#### Short task
Update the data below by changing every "Verdunstung" to "Evaporation" and keeping everything else the same.

Region and label listings
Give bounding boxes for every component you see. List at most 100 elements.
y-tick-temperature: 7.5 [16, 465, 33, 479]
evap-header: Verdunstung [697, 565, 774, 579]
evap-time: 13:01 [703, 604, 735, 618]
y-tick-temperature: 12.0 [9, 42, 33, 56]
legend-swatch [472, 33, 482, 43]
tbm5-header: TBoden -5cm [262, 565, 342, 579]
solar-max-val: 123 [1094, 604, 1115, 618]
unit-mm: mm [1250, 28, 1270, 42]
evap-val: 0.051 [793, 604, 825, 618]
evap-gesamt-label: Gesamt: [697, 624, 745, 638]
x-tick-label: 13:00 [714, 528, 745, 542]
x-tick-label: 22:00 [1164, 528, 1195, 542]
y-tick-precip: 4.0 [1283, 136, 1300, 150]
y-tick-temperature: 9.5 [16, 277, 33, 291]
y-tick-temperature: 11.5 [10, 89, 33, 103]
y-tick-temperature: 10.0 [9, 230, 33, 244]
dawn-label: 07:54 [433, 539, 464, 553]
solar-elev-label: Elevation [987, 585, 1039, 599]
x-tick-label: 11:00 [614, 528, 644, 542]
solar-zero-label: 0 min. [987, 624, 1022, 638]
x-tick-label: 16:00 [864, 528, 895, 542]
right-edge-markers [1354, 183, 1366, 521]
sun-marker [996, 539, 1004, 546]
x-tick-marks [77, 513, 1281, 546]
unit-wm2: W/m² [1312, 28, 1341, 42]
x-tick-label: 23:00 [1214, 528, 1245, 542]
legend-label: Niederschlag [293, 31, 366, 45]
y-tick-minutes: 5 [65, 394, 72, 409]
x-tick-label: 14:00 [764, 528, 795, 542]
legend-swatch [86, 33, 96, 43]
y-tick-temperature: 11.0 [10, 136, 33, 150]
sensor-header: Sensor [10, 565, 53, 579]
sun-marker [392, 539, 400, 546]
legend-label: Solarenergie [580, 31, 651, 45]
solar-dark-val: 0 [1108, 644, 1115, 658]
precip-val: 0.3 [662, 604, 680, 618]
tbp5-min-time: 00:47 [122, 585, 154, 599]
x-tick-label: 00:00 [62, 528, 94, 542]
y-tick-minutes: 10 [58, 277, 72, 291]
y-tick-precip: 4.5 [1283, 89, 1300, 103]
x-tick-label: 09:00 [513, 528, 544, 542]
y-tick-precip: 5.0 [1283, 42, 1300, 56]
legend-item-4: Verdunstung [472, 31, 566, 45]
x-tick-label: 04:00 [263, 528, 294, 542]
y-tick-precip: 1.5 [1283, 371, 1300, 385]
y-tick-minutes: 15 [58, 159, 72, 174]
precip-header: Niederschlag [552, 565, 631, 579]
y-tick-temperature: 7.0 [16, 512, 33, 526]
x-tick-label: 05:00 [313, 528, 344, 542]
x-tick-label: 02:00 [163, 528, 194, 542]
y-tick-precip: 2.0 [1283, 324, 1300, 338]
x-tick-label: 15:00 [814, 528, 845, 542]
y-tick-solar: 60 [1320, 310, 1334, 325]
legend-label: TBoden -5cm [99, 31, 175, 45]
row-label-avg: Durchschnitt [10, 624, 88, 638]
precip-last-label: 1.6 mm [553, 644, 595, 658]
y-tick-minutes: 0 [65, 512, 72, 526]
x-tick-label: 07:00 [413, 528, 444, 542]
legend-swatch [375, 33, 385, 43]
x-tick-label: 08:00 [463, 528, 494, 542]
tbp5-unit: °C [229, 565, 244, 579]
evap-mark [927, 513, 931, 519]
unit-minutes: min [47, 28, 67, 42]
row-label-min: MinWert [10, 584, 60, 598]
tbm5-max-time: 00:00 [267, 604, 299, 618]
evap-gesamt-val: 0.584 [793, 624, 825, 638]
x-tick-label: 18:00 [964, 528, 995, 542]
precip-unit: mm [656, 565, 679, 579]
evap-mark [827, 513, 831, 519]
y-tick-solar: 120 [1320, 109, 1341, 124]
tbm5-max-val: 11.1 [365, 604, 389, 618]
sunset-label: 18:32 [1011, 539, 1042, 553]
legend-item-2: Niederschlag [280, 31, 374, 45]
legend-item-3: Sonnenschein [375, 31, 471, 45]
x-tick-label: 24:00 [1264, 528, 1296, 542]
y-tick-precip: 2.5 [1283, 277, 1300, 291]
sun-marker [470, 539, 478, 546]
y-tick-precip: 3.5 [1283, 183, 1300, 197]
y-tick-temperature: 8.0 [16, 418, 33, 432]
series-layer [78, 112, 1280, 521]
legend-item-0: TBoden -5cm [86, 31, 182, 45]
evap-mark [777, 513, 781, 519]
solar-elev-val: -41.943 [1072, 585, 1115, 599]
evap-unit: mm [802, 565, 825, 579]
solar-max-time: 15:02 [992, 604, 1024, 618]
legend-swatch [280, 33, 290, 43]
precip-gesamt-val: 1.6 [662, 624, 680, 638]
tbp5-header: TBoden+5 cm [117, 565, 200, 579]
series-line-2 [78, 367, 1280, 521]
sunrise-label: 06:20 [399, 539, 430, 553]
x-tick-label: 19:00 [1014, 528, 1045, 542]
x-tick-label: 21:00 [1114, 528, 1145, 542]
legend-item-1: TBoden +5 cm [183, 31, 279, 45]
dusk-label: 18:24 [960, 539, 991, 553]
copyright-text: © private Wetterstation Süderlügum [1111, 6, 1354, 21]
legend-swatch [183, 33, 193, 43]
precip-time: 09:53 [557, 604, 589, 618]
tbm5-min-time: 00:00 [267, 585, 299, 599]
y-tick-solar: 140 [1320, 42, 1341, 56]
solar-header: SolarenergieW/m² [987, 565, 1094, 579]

#### Task solution
Give bounding boxes for every component you see. List at most 100 elements.
y-tick-temperature: 7.5 [16, 465, 33, 479]
evap-header: Evaporation [697, 565, 774, 579]
evap-time: 13:01 [703, 604, 735, 618]
y-tick-temperature: 12.0 [9, 42, 33, 56]
legend-swatch [472, 33, 482, 43]
tbm5-header: TBoden -5cm [262, 565, 342, 579]
solar-max-val: 123 [1094, 604, 1115, 618]
unit-mm: mm [1250, 28, 1270, 42]
evap-val: 0.051 [793, 604, 825, 618]
evap-gesamt-label: Gesamt: [697, 624, 745, 638]
x-tick-label: 13:00 [714, 528, 745, 542]
x-tick-label: 22:00 [1164, 528, 1195, 542]
y-tick-precip: 4.0 [1283, 136, 1300, 150]
y-tick-temperature: 9.5 [16, 277, 33, 291]
y-tick-temperature: 11.5 [10, 89, 33, 103]
y-tick-temperature: 10.0 [9, 230, 33, 244]
dawn-label: 07:54 [433, 539, 464, 553]
solar-elev-label: Elevation [987, 585, 1039, 599]
x-tick-label: 11:00 [614, 528, 644, 542]
solar-zero-label: 0 min. [987, 624, 1022, 638]
x-tick-label: 16:00 [864, 528, 895, 542]
right-edge-markers [1354, 183, 1366, 521]
sun-marker [996, 539, 1004, 546]
x-tick-marks [77, 513, 1281, 546]
unit-wm2: W/m² [1312, 28, 1341, 42]
x-tick-label: 23:00 [1214, 528, 1245, 542]
legend-label: Niederschlag [293, 31, 366, 45]
y-tick-minutes: 5 [65, 394, 72, 409]
x-tick-label: 14:00 [764, 528, 795, 542]
legend-swatch [86, 33, 96, 43]
y-tick-temperature: 11.0 [10, 136, 33, 150]
sensor-header: Sensor [10, 565, 53, 579]
sun-marker [392, 539, 400, 546]
legend-label: Solarenergie [580, 31, 651, 45]
solar-dark-val: 0 [1108, 644, 1115, 658]
precip-val: 0.3 [662, 604, 680, 618]
tbp5-min-time: 00:47 [122, 585, 154, 599]
x-tick-label: 00:00 [62, 528, 94, 542]
y-tick-minutes: 10 [58, 277, 72, 291]
y-tick-precip: 4.5 [1283, 89, 1300, 103]
x-tick-label: 09:00 [513, 528, 544, 542]
y-tick-precip: 5.0 [1283, 42, 1300, 56]
legend-item-4: Evaporation [472, 31, 566, 45]
x-tick-label: 04:00 [263, 528, 294, 542]
y-tick-precip: 1.5 [1283, 371, 1300, 385]
y-tick-minutes: 15 [58, 159, 72, 174]
precip-header: Niederschlag [552, 565, 631, 579]
y-tick-temperature: 7.0 [16, 512, 33, 526]
x-tick-label: 05:00 [313, 528, 344, 542]
x-tick-label: 02:00 [163, 528, 194, 542]
y-tick-precip: 2.0 [1283, 324, 1300, 338]
x-tick-label: 15:00 [814, 528, 845, 542]
y-tick-solar: 60 [1320, 310, 1334, 325]
legend-label: TBoden -5cm [99, 31, 175, 45]
row-label-avg: Durchschnitt [10, 624, 88, 638]
precip-last-label: 1.6 mm [553, 644, 595, 658]
y-tick-minutes: 0 [65, 512, 72, 526]
x-tick-label: 07:00 [413, 528, 444, 542]
legend-swatch [375, 33, 385, 43]
x-tick-label: 08:00 [463, 528, 494, 542]
tbp5-unit: °C [229, 565, 244, 579]
evap-mark [927, 513, 931, 519]
unit-minutes: min [47, 28, 67, 42]
row-label-min: MinWert [10, 584, 60, 598]
tbm5-max-time: 00:00 [267, 604, 299, 618]
evap-gesamt-val: 0.584 [793, 624, 825, 638]
x-tick-label: 18:00 [964, 528, 995, 542]
precip-unit: mm [656, 565, 679, 579]
evap-mark [827, 513, 831, 519]
y-tick-solar: 120 [1320, 109, 1341, 124]
tbm5-max-val: 11.1 [365, 604, 389, 618]
sunset-label: 18:32 [1011, 539, 1042, 553]
legend-item-2: Niederschlag [280, 31, 374, 45]
legend-item-3: Sonnenschein [375, 31, 471, 45]
x-tick-label: 24:00 [1264, 528, 1296, 542]
y-tick-precip: 2.5 [1283, 277, 1300, 291]
sun-marker [470, 539, 478, 546]
y-tick-precip: 3.5 [1283, 183, 1300, 197]
y-tick-temperature: 8.0 [16, 418, 33, 432]
series-layer [78, 112, 1280, 521]
legend-item-0: TBoden -5cm [86, 31, 182, 45]
evap-mark [777, 513, 781, 519]
solar-elev-val: -41.943 [1072, 585, 1115, 599]
evap-unit: mm [802, 565, 825, 579]
solar-max-time: 15:02 [992, 604, 1024, 618]
legend-swatch [280, 33, 290, 43]
precip-gesamt-val: 1.6 [662, 624, 680, 638]
tbp5-header: TBoden+5 cm [117, 565, 200, 579]
series-line-2 [78, 367, 1280, 521]
sunrise-label: 06:20 [399, 539, 430, 553]
x-tick-label: 19:00 [1014, 528, 1045, 542]
x-tick-label: 21:00 [1114, 528, 1145, 542]
legend-item-1: TBoden +5 cm [183, 31, 279, 45]
dusk-label: 18:24 [960, 539, 991, 553]
copyright-text: © private Wetterstation Süderlügum [1111, 6, 1354, 21]
legend-swatch [183, 33, 193, 43]
precip-time: 09:53 [557, 604, 589, 618]
tbm5-min-time: 00:00 [267, 585, 299, 599]
y-tick-solar: 140 [1320, 42, 1341, 56]
solar-header: SolarenergieW/m² [987, 565, 1094, 579]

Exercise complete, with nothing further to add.